WHAT TO DO:
Reproduce the data below word for word, leaving out the pictures.

RECORDS FOR THE TASK:
——

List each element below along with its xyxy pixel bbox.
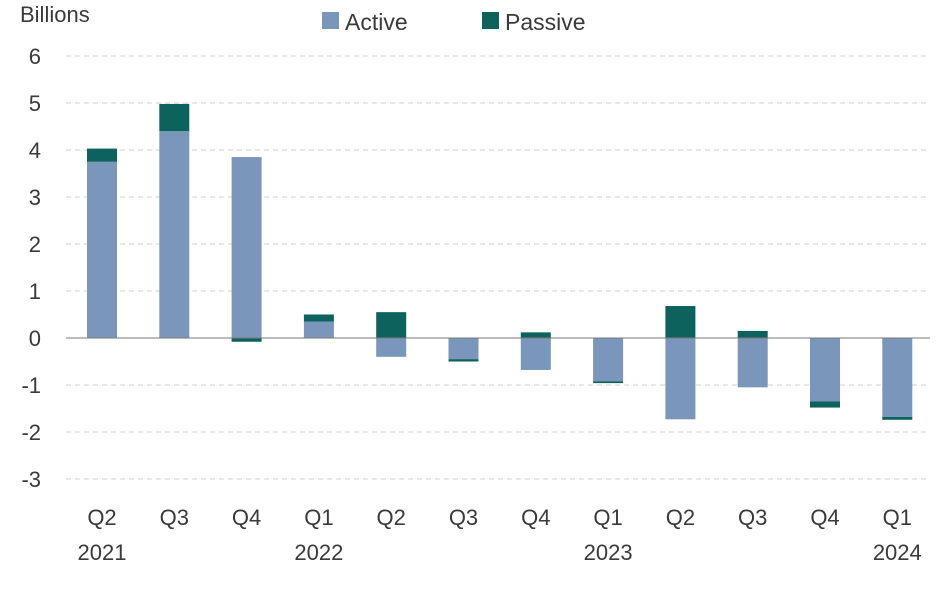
- bar-passive: [231, 338, 262, 342]
- x-year-label: 2024: [873, 540, 922, 565]
- x-tick-label: Q3: [160, 505, 189, 530]
- bar-active: [303, 321, 334, 338]
- bar-passive: [882, 416, 913, 420]
- x-year-label: 2021: [78, 540, 127, 565]
- x-tick-label: Q3: [449, 505, 478, 530]
- x-tick-label: Q1: [883, 505, 912, 530]
- bar-active: [448, 338, 479, 360]
- y-tick-label: 3: [29, 185, 41, 210]
- bar-active: [87, 161, 117, 338]
- bar-active: [665, 338, 696, 420]
- x-tick-label: Q2: [87, 505, 116, 530]
- x-year-label: 2023: [584, 540, 633, 565]
- x-tick-label: Q3: [738, 505, 767, 530]
- x-tick-label: Q1: [304, 505, 333, 530]
- x-axis-ticks: Q2 2021 Q3 Q4 Q1 2022 Q2 Q3 Q4 Q1 2023 Q2 Q3 Q4 Q1 2024: [78, 505, 922, 565]
- bar-passive: [159, 103, 190, 132]
- bar-passive: [737, 330, 768, 338]
- legend-swatch-passive: [482, 12, 499, 29]
- bar-active: [376, 338, 407, 357]
- bar-active: [593, 338, 624, 382]
- bar-active: [520, 338, 551, 370]
- y-tick-label: 0: [29, 326, 41, 351]
- legend-label-active: Active: [345, 9, 408, 35]
- bar-passive: [87, 148, 117, 162]
- x-tick-label: Q4: [521, 505, 550, 530]
- y-tick-label: 6: [29, 44, 41, 69]
- legend-label-passive: Passive: [505, 9, 586, 35]
- x-year-label: 2022: [294, 540, 343, 565]
- bar-passive: [810, 401, 840, 408]
- y-axis-ticks: 6 5 4 3 2 1 0 -1 -2 -3: [21, 44, 41, 492]
- bar-passive: [593, 381, 624, 384]
- y-tick-label: 4: [29, 138, 41, 163]
- bar-passive: [665, 306, 696, 338]
- bar-passive: [520, 332, 551, 338]
- bar-active: [882, 338, 913, 417]
- x-tick-label: Q4: [810, 505, 839, 530]
- x-tick-label: Q2: [666, 505, 695, 530]
- y-tick-label: -3: [21, 467, 41, 492]
- bar-active: [737, 338, 768, 388]
- bar-active: [231, 157, 262, 338]
- legend-item-passive: Passive: [482, 9, 586, 35]
- y-tick-label: -2: [21, 420, 41, 445]
- x-tick-label: Q2: [377, 505, 406, 530]
- legend-item-active: Active: [322, 9, 408, 35]
- bar-active: [810, 338, 840, 402]
- x-tick-label: Q1: [593, 505, 622, 530]
- bar-passive: [376, 312, 407, 338]
- bar-passive: [448, 359, 479, 362]
- x-tick-label: Q4: [232, 505, 261, 530]
- y-tick-label: -1: [21, 373, 41, 398]
- legend: Active Passive: [322, 9, 586, 35]
- bar-passive: [303, 314, 334, 322]
- y-tick-label: 1: [29, 279, 41, 304]
- y-tick-label: 5: [29, 91, 41, 116]
- y-tick-label: 2: [29, 232, 41, 257]
- unit-label: Billions: [20, 2, 90, 27]
- legend-swatch-active: [322, 12, 339, 29]
- bars: [87, 103, 913, 420]
- gridlines: [66, 55, 930, 480]
- bar-active: [159, 131, 190, 338]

——

COMPLETED TASK:
List each element below along with its xyxy pixel bbox.
- bar-passive: [231, 338, 262, 342]
- x-year-label: 2024: [873, 540, 922, 565]
- x-tick-label: Q3: [160, 505, 189, 530]
- bar-active: [303, 321, 334, 338]
- bar-passive: [882, 416, 913, 420]
- x-year-label: 2021: [78, 540, 127, 565]
- x-tick-label: Q3: [449, 505, 478, 530]
- x-tick-label: Q1: [883, 505, 912, 530]
- bar-active: [448, 338, 479, 360]
- y-tick-label: 3: [29, 185, 41, 210]
- bar-active: [87, 161, 117, 338]
- bar-active: [665, 338, 696, 420]
- x-tick-label: Q2: [87, 505, 116, 530]
- x-year-label: 2023: [584, 540, 633, 565]
- x-tick-label: Q3: [738, 505, 767, 530]
- x-tick-label: Q1: [304, 505, 333, 530]
- x-axis-ticks: Q2 2021 Q3 Q4 Q1 2022 Q2 Q3 Q4 Q1 2023 Q2 Q3 Q4 Q1 2024: [78, 505, 922, 565]
- bar-passive: [159, 103, 190, 132]
- bar-passive: [737, 330, 768, 338]
- legend-swatch-passive: [482, 12, 499, 29]
- bar-active: [376, 338, 407, 357]
- bar-active: [593, 338, 624, 382]
- bar-active: [520, 338, 551, 370]
- y-tick-label: 0: [29, 326, 41, 351]
- legend-label-active: Active: [345, 9, 408, 35]
- bar-passive: [87, 148, 117, 162]
- x-tick-label: Q4: [521, 505, 550, 530]
- y-tick-label: 6: [29, 44, 41, 69]
- legend-label-passive: Passive: [505, 9, 586, 35]
- x-year-label: 2022: [294, 540, 343, 565]
- bar-passive: [810, 401, 840, 408]
- y-axis-ticks: 6 5 4 3 2 1 0 -1 -2 -3: [21, 44, 41, 492]
- bar-passive: [593, 381, 624, 384]
- y-tick-label: 4: [29, 138, 41, 163]
- bar-passive: [665, 306, 696, 338]
- bar-passive: [520, 332, 551, 338]
- bar-active: [882, 338, 913, 417]
- x-tick-label: Q4: [810, 505, 839, 530]
- x-tick-label: Q2: [666, 505, 695, 530]
- y-tick-label: -3: [21, 467, 41, 492]
- bar-active: [737, 338, 768, 388]
- bar-active: [231, 157, 262, 338]
- legend-item-passive: Passive: [482, 9, 586, 35]
- y-tick-label: -2: [21, 420, 41, 445]
- x-tick-label: Q2: [377, 505, 406, 530]
- legend-item-active: Active: [322, 9, 408, 35]
- bar-active: [810, 338, 840, 402]
- x-tick-label: Q1: [593, 505, 622, 530]
- bar-passive: [376, 312, 407, 338]
- bar-passive: [448, 359, 479, 362]
- x-tick-label: Q4: [232, 505, 261, 530]
- y-tick-label: -1: [21, 373, 41, 398]
- legend: Active Passive: [322, 9, 586, 35]
- bar-passive: [303, 314, 334, 322]
- y-tick-label: 1: [29, 279, 41, 304]
- y-tick-label: 5: [29, 91, 41, 116]
- y-tick-label: 2: [29, 232, 41, 257]
- unit-label: Billions: [20, 2, 90, 27]
- legend-swatch-active: [322, 12, 339, 29]
- bars: [87, 103, 913, 420]
- gridlines: [66, 55, 930, 480]
- bar-active: [159, 131, 190, 338]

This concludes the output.